WHAT IS EXPECTED: Which lines below hold the word "Minnesota"? Copy all of them.

PROVIDED DATA:
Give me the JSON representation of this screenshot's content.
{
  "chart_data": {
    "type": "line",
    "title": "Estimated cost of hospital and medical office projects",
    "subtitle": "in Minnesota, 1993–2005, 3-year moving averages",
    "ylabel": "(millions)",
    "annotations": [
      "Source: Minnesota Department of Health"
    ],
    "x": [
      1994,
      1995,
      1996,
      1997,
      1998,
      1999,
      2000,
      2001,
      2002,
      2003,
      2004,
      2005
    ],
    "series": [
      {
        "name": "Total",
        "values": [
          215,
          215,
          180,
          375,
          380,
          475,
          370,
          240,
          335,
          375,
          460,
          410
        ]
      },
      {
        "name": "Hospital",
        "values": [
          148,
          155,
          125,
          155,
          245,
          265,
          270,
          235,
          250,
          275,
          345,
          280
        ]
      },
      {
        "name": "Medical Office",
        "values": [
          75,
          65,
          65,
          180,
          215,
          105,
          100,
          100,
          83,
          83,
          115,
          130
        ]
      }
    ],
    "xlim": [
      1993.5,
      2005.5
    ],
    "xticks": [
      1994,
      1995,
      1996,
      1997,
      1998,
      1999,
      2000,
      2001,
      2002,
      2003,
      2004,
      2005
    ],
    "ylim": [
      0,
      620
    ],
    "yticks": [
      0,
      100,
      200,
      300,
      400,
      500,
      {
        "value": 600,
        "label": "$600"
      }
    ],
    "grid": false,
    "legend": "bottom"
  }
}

EXPECTED OUTPUT:
    "subtitle": "in Minnesota, 1993–2005, 3-year moving averages",
      "Source: Minnesota Department of Health"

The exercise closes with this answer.